__Task to complete__: Identify each line holding the string "Jean" and copy it.

== Materials provided ==

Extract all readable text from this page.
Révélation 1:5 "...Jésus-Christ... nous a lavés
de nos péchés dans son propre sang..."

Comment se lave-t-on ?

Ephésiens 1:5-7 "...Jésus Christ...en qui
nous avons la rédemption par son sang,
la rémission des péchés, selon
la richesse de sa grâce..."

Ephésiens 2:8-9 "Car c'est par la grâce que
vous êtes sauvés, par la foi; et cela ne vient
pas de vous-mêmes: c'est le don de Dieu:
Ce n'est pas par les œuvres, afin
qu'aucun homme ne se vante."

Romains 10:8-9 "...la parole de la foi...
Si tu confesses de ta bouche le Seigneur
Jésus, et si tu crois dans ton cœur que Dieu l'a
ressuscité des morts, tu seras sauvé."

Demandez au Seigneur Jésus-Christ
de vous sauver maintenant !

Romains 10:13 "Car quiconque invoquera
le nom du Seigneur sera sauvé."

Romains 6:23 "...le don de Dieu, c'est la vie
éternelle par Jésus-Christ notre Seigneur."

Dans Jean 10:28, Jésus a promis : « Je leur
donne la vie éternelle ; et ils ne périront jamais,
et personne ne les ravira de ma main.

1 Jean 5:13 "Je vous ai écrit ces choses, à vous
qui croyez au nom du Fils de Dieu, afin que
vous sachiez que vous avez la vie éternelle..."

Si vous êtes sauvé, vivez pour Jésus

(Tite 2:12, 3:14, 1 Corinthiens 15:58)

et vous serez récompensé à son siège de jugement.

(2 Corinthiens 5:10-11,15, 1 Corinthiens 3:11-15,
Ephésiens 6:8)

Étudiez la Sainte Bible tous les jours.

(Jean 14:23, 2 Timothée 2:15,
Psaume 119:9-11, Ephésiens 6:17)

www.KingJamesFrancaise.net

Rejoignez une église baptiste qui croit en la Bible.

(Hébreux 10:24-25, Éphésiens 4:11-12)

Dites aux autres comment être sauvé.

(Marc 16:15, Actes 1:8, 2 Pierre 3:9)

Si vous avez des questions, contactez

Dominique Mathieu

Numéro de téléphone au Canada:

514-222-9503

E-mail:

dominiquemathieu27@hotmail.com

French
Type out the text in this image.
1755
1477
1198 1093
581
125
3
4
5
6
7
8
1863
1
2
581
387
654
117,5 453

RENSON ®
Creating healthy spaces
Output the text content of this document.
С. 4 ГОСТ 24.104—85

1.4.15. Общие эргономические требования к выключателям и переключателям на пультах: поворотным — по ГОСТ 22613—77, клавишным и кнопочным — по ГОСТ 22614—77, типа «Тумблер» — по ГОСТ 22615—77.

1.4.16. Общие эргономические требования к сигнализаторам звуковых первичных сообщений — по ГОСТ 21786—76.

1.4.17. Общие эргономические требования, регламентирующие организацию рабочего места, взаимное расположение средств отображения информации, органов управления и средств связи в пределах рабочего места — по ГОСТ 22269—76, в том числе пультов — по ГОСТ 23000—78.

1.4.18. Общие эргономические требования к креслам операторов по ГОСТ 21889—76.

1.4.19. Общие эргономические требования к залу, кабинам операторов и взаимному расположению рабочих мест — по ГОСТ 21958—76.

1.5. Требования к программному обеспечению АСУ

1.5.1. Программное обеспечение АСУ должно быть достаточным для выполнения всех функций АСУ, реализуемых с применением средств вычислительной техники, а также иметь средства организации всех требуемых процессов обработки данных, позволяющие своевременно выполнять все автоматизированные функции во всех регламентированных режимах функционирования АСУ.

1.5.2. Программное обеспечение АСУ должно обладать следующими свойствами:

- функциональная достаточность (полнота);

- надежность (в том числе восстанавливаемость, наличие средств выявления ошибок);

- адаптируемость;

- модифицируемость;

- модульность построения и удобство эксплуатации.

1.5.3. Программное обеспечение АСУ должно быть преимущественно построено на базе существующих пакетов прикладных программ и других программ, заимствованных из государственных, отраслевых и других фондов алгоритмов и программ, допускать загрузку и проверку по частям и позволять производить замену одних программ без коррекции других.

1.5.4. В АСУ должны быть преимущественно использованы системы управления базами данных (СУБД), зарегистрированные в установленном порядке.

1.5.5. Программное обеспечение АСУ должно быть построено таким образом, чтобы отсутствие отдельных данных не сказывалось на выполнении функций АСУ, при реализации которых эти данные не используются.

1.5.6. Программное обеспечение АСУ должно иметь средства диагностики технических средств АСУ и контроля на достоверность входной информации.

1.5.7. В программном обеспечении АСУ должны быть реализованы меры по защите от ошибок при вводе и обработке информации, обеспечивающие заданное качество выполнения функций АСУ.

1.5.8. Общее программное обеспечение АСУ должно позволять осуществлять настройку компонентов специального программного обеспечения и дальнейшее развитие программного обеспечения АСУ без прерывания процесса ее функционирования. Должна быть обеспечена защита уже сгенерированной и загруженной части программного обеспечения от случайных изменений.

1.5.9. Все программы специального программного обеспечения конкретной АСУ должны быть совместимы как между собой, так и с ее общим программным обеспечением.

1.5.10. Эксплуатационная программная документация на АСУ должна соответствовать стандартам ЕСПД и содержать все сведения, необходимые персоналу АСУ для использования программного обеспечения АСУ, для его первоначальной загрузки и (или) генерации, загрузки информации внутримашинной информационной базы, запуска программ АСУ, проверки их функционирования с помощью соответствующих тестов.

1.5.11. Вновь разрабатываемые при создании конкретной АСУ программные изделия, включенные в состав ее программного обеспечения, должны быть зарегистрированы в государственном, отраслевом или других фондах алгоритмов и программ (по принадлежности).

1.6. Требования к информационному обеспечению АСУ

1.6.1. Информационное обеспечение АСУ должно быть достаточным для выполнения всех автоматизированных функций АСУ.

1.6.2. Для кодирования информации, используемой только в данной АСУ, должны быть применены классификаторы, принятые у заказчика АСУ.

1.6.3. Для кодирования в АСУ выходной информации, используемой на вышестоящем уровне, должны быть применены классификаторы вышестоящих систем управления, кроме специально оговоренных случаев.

===

__Exercise response__:
Dans Jean 10:28, Jésus a promis : « Je leur
1 Jean 5:13 "Je vous ai écrit ces choses, à vous
(Jean 14:23, 2 Timothée 2:15,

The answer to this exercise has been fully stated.